Go through the listing below and gather every line with the word "pouf".

## BEGIN RECORDS SUPPLIED

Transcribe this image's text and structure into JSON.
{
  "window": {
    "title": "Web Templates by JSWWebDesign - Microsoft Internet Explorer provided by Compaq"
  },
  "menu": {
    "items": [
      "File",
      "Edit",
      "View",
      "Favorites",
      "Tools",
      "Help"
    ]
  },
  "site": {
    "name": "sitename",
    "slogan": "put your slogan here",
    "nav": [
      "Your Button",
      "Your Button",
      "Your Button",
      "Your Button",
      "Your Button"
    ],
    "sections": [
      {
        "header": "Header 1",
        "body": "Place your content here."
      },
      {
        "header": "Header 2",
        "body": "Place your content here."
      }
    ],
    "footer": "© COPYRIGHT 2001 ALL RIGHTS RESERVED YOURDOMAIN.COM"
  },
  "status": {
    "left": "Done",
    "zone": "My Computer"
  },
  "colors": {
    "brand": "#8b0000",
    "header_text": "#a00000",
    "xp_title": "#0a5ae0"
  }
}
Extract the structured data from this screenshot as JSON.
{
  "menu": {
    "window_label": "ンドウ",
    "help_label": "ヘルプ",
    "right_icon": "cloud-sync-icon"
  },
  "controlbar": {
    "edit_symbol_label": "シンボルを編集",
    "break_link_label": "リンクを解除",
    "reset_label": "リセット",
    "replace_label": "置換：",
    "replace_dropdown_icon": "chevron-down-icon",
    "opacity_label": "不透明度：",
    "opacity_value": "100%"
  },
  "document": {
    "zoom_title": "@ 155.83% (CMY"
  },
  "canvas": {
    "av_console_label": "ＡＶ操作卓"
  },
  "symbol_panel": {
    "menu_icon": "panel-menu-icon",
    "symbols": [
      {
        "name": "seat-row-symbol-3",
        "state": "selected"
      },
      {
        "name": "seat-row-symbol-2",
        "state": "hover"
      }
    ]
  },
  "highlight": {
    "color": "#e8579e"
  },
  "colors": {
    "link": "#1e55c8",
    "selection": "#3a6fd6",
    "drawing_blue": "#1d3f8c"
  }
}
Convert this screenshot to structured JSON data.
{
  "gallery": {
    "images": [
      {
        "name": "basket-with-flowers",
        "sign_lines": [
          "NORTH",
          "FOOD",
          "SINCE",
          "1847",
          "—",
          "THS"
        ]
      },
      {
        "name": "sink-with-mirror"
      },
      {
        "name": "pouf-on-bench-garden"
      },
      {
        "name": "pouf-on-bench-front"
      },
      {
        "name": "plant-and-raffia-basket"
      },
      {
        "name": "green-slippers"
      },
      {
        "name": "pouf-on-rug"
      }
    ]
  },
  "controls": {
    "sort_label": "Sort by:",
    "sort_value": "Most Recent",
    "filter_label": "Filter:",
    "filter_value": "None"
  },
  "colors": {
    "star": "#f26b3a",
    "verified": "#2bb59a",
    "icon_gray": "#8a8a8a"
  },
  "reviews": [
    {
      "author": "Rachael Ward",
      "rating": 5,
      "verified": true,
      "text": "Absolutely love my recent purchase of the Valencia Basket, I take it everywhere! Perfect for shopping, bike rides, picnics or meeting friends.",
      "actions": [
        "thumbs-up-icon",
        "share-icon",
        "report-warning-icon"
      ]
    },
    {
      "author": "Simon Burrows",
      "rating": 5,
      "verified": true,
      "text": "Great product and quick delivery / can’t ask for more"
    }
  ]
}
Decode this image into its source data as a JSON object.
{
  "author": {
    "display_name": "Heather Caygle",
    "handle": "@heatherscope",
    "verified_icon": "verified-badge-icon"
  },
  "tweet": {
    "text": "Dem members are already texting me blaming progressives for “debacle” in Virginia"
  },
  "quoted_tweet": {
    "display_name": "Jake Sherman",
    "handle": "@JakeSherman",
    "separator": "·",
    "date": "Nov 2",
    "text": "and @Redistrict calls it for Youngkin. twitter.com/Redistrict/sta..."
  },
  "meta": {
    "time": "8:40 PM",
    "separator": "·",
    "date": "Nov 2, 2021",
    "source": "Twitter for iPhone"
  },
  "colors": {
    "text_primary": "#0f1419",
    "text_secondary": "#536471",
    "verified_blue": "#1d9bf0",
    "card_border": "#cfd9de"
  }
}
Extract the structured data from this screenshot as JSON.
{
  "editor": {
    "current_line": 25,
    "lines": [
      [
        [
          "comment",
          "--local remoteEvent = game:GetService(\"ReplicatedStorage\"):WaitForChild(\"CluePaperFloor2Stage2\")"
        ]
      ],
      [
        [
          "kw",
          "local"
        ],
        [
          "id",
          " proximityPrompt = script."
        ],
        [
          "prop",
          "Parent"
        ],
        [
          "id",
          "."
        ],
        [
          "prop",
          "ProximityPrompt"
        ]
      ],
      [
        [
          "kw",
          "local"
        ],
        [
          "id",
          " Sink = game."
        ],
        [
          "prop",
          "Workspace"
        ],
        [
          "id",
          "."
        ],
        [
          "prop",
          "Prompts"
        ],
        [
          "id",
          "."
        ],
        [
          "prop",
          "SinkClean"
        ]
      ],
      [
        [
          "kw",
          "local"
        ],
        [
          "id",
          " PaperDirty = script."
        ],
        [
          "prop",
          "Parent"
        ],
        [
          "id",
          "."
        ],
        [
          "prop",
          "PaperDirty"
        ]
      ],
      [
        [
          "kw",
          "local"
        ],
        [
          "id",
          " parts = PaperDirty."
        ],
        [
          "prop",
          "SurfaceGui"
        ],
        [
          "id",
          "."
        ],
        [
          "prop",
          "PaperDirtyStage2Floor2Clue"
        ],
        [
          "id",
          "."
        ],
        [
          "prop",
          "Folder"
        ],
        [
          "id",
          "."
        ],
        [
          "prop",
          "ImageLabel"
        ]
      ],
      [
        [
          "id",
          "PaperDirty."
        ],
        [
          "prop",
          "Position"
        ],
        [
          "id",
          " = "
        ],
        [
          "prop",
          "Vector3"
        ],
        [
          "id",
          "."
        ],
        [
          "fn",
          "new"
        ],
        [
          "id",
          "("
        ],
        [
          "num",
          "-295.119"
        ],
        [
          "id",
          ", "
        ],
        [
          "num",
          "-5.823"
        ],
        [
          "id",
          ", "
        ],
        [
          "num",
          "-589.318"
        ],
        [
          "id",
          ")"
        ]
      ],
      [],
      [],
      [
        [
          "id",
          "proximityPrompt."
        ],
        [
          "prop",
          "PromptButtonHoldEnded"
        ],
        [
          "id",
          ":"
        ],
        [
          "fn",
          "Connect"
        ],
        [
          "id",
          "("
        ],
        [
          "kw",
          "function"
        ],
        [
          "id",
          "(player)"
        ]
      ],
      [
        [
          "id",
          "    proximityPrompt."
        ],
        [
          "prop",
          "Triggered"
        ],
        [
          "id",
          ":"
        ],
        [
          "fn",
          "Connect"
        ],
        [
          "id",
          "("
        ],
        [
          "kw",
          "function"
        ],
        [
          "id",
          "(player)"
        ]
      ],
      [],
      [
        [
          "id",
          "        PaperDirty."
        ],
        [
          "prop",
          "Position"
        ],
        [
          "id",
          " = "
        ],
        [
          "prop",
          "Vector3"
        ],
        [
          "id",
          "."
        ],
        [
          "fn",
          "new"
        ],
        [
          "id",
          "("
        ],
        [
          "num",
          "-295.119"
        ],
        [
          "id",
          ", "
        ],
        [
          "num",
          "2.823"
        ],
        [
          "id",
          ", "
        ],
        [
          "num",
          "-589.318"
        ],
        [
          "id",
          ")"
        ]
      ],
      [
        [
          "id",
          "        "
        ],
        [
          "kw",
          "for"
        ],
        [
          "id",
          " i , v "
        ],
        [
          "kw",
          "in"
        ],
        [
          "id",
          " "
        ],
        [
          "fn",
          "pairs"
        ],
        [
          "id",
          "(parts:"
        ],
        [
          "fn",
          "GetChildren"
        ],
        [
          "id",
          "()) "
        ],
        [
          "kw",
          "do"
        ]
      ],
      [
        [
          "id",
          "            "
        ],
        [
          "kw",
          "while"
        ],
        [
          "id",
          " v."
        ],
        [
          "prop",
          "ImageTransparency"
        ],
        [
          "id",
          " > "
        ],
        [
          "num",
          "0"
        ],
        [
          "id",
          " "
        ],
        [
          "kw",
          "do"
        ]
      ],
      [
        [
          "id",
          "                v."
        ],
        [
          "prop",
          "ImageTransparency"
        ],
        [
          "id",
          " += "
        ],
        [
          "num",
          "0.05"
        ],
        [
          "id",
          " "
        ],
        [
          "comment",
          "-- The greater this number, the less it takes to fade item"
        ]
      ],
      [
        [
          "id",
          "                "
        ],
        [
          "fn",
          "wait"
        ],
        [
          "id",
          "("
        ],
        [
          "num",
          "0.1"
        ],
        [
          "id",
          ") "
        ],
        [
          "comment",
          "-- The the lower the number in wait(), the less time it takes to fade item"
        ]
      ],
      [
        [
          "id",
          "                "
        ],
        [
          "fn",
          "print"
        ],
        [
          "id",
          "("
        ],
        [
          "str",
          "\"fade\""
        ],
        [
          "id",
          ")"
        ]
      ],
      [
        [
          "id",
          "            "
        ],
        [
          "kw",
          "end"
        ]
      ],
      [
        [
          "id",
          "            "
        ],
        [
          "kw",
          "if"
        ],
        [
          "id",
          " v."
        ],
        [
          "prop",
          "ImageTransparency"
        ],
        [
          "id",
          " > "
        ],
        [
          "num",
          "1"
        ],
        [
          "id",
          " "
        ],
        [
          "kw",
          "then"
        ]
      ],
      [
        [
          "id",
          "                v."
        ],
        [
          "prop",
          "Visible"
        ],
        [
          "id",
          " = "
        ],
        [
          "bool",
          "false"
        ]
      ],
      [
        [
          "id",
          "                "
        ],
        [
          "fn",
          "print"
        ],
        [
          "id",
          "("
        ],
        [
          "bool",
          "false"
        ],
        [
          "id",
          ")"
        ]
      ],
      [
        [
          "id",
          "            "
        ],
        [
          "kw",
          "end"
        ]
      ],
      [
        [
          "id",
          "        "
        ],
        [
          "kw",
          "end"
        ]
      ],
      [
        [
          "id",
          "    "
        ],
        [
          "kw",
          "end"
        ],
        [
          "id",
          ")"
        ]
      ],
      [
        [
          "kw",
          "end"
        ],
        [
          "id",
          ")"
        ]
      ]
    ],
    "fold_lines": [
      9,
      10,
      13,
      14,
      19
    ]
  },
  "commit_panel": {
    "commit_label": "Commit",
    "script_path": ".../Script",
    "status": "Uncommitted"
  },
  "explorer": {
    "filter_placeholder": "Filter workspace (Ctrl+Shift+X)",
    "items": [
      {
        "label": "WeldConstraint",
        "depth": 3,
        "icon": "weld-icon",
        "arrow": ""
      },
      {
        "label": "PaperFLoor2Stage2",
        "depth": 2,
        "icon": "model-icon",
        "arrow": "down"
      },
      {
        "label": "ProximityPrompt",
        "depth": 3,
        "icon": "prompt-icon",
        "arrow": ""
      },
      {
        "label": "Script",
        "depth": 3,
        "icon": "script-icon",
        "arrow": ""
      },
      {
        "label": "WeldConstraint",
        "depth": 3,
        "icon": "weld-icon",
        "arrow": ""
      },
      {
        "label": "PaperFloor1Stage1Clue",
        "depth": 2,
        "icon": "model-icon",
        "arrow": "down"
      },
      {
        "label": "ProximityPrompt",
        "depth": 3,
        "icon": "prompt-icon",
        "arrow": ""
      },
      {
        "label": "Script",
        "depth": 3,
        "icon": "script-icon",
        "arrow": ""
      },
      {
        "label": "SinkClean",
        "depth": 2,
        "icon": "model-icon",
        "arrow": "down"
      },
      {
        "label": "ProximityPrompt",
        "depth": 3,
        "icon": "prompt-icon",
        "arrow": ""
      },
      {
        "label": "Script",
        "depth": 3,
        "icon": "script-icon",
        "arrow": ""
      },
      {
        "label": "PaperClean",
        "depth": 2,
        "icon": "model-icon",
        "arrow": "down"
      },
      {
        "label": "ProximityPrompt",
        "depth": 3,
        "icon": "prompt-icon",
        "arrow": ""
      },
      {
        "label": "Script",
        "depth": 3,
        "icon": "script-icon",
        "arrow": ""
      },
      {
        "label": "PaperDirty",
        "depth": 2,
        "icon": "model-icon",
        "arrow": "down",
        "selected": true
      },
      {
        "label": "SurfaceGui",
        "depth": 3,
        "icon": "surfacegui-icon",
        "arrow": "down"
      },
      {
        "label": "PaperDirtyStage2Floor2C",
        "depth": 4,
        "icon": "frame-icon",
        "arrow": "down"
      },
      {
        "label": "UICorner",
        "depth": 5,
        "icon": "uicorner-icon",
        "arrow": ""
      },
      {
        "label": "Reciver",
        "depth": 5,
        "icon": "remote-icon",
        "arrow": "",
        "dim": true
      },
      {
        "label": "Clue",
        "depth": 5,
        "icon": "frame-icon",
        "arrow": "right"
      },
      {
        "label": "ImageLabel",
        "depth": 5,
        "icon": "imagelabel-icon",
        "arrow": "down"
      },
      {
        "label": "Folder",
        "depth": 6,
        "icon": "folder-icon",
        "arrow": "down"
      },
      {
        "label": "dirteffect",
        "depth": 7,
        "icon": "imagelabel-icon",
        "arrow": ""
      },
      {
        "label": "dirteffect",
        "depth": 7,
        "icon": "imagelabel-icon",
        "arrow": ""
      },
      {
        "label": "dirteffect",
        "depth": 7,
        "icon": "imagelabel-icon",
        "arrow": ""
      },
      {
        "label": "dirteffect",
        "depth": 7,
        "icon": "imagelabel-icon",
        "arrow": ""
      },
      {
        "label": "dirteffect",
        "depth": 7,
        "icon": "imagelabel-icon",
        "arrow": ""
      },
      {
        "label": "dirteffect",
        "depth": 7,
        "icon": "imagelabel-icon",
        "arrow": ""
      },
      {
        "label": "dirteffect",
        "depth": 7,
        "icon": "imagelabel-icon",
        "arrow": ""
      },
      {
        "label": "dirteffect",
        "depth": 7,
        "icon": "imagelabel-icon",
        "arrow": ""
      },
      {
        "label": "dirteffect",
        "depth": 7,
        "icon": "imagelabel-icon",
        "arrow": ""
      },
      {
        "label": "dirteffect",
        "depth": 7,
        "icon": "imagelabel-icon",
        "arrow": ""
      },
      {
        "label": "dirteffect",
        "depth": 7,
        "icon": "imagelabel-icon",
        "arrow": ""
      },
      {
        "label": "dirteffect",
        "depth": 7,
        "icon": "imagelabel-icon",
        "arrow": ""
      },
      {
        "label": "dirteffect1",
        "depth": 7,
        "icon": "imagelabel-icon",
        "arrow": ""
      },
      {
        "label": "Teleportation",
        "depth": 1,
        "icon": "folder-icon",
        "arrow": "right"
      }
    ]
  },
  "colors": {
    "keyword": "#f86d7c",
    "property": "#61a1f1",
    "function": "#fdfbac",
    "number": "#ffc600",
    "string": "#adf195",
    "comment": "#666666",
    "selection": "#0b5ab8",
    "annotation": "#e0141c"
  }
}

## END RECORDS SUPPLIED

COMPLETED EXERCISE
        "name": "pouf-on-bench-garden"
        "name": "pouf-on-bench-front"
        "name": "pouf-on-rug"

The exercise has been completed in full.